[WHAT IS REQUIRED] Say how many lines contain the word "解释正确" and give no other text.

(Part of a data file)
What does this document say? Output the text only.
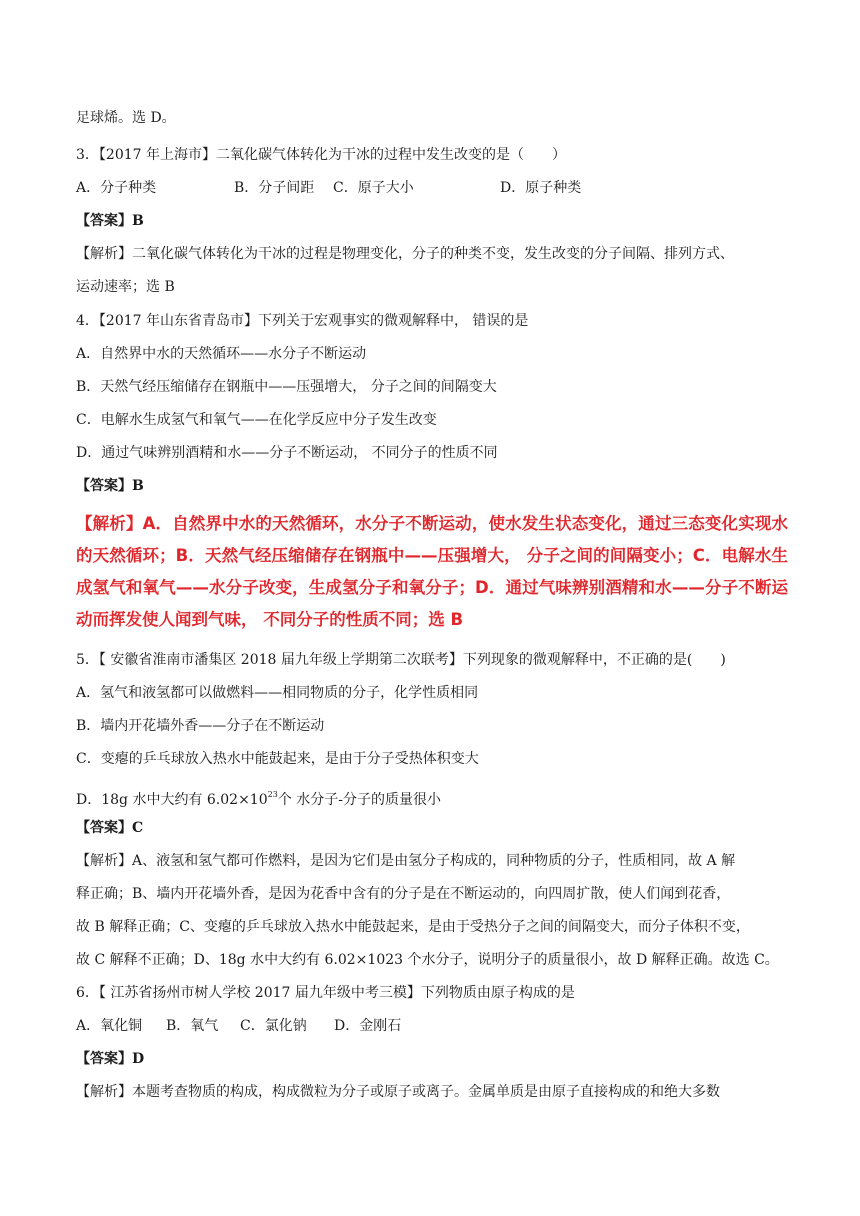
足球烯。选 D。
3．【2017 年上海市】二氧化碳气体转化为干冰的过程中发生改变的是（　　）
A．分子种类	B．分子间距 C．原子大小	D．原子种类
【答案】B
【解析】二氧化碳气体转化为干冰的过程是物理变化，分子的种类不变，发生改变的分子间隔、排列方式、
运动速率；选 B
4．【2017 年山东省青岛市】下列关于宏观事实的微观解释中， 错误的是
A．自然界中水的天然循环——水分子不断运动
B．天然气经压缩储存在钢瓶中——压强增大， 分子之间的间隔变大
C．电解水生成氢气和氧气——在化学反应中分子发生改变
D．通过气味辨别酒精和水——分子不断运动， 不同分子的性质不同
【答案】B
【解析】A．自然界中水的天然循环，水分子不断运动，使水发生状态变化，通过三态变化实现水的天然循环；B．天然气经压缩储存在钢瓶中——压强增大， 分子之间的间隔变小；C．电解水生成氢气和氧气——水分子改变，生成氢分子和氧分子；D．通过气味辨别酒精和水——分子不断运动而挥发使人闻到气味， 不同分子的性质不同；选 B
5．【 安徽省淮南市潘集区 2018 届九年级上学期第二次联考】下列现象的微观解释中，不正确的是(　　)
A．氢气和液氢都可以做燃料——相同物质的分子，化学性质相同
B．墙内开花墙外香——分子在不断运动
C．变瘪的乒乓球放入热水中能鼓起来，是由于分子受热体积变大
D．18g 水中大约有 $6.02\times 10^{23}$个 水分子-分子的质量很小
【答案】C
【解析】A、液氢和氢气都可作燃料，是因为它们是由氢分子构成的，同种物质的分子，性质相同，故 A 解
释正确；B、墙内开花墙外香，是因为花香中含有的分子是在不断运动的，向四周扩散，使人们闻到花香，
故 B 解释正确；C、变瘪的乒乓球放入热水中能鼓起来，是由于受热分子之间的间隔变大，而分子体积不变，
故 C 解释不正确；D、18g 水中大约有 6.02×1023 个水分子，说明分子的质量很小，故 D 解释正确。故选 C。
6．【 江苏省扬州市树人学校 2017 届九年级中考三模】下列物质由原子构成的是
A．氧化铜 B．氧气 C．氯化钠 D．金刚石
【答案】D
【解析】本题考查物质的构成，构成微粒为分子或原子或离子。金属单质是由原子直接构成的和绝大多数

[EXERCISE RESULT] 2